## Given exercise
What follows is a set of entries. Repeat them exactly, but not their pictures.

═════ Recorded data ═════

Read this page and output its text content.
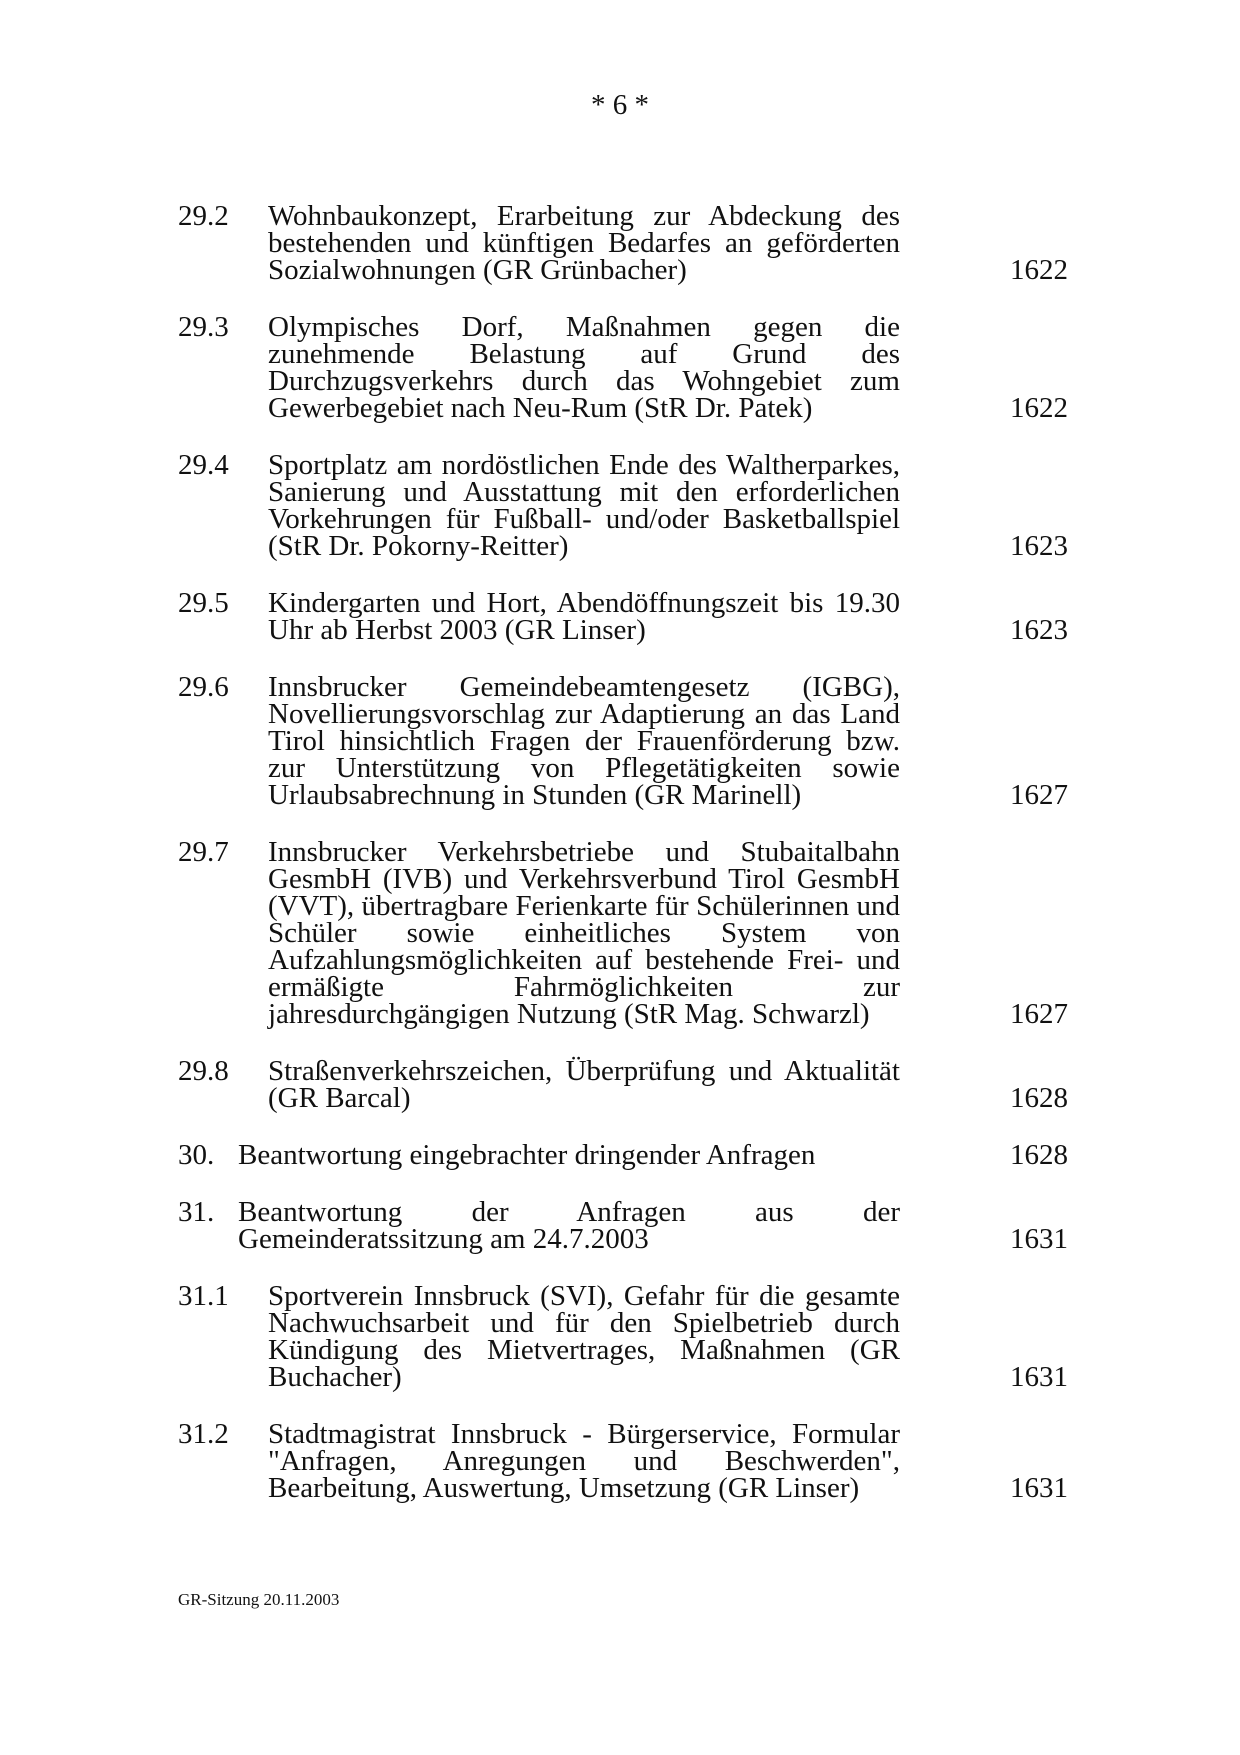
* 6 *
29.2	Wohnbaukonzept, Erarbeitung zur Abdeckung des bestehenden und künftigen Bedarfes an geförderten Sozialwohnungen (GR Grünbacher)	1622
29.3	Olympisches Dorf, Maßnahmen gegen die zunehmende Belastung auf Grund des Durchzugsverkehrs durch das Wohngebiet zum Gewerbegebiet nach Neu-Rum (StR Dr. Patek)	1622
29.4	Sportplatz am nordöstlichen Ende des Waltherparkes, Sanierung und Ausstattung mit den erforderlichen Vorkehrungen für Fußball- und/oder Basketballspiel (StR Dr. Pokorny-Reitter)	1623
29.5	Kindergarten und Hort, Abendöffnungszeit bis 19.30 Uhr ab Herbst 2003 (GR Linser)	1623
29.6	Innsbrucker Gemeindebeamtengesetz (IGBG), Novellierungsvorschlag zur Adaptierung an das Land Tirol hinsichtlich Fragen der Frauenförderung bzw. zur Unterstützung von Pflegetätigkeiten sowie Urlaubsabrechnung in Stunden (GR Marinell)	1627
29.7	Innsbrucker Verkehrsbetriebe und Stubaitalbahn GesmbH (IVB) und Verkehrsverbund Tirol GesmbH (VVT), übertragbare Ferienkarte für Schülerinnen und Schüler sowie einheitliches System von Aufzahlungsmöglichkeiten auf bestehende Frei- und ermäßigte Fahrmöglichkeiten zur jahresdurchgängigen Nutzung (StR Mag. Schwarzl)	1627
29.8	Straßenverkehrszeichen, Überprüfung und Aktualität (GR Barcal)	1628
30. Beantwortung eingebrachter dringender Anfragen	1628
31. Beantwortung der Anfragen aus der Gemeinderatssitzung am 24.7.2003	1631
31.1	Sportverein Innsbruck (SVI), Gefahr für die gesamte Nachwuchsarbeit und für den Spielbetrieb durch Kündigung des Mietvertrages, Maßnahmen (GR Buchacher)	1631
31.2	Stadtmagistrat Innsbruck - Bürgerservice, Formular "Anfragen, Anregungen und Beschwerden", Bearbeitung, Auswertung, Umsetzung (GR Linser)	1631
GR-Sitzung 20.11.2003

═════

## Complete answer
Read this page and output its text content.
* 6 *
29.2	Wohnbaukonzept, Erarbeitung zur Abdeckung des bestehenden und künftigen Bedarfes an geförderten Sozialwohnungen (GR Grünbacher)	1622
29.3	Olympisches Dorf, Maßnahmen gegen die zunehmende Belastung auf Grund des Durchzugsverkehrs durch das Wohngebiet zum Gewerbegebiet nach Neu-Rum (StR Dr. Patek)	1622
29.4	Sportplatz am nordöstlichen Ende des Waltherparkes, Sanierung und Ausstattung mit den erforderlichen Vorkehrungen für Fußball- und/oder Basketballspiel (StR Dr. Pokorny-Reitter)	1623
29.5	Kindergarten und Hort, Abendöffnungszeit bis 19.30 Uhr ab Herbst 2003 (GR Linser)	1623
29.6	Innsbrucker Gemeindebeamtengesetz (IGBG), Novellierungsvorschlag zur Adaptierung an das Land Tirol hinsichtlich Fragen der Frauenförderung bzw. zur Unterstützung von Pflegetätigkeiten sowie Urlaubsabrechnung in Stunden (GR Marinell)	1627
29.7	Innsbrucker Verkehrsbetriebe und Stubaitalbahn GesmbH (IVB) und Verkehrsverbund Tirol GesmbH (VVT), übertragbare Ferienkarte für Schülerinnen und Schüler sowie einheitliches System von Aufzahlungsmöglichkeiten auf bestehende Frei- und ermäßigte Fahrmöglichkeiten zur jahresdurchgängigen Nutzung (StR Mag. Schwarzl)	1627
29.8	Straßenverkehrszeichen, Überprüfung und Aktualität (GR Barcal)	1628
30. Beantwortung eingebrachter dringender Anfragen	1628
31. Beantwortung der Anfragen aus der Gemeinderatssitzung am 24.7.2003	1631
31.1	Sportverein Innsbruck (SVI), Gefahr für die gesamte Nachwuchsarbeit und für den Spielbetrieb durch Kündigung des Mietvertrages, Maßnahmen (GR Buchacher)	1631
31.2	Stadtmagistrat Innsbruck - Bürgerservice, Formular "Anfragen, Anregungen und Beschwerden", Bearbeitung, Auswertung, Umsetzung (GR Linser)	1631
GR-Sitzung 20.11.2003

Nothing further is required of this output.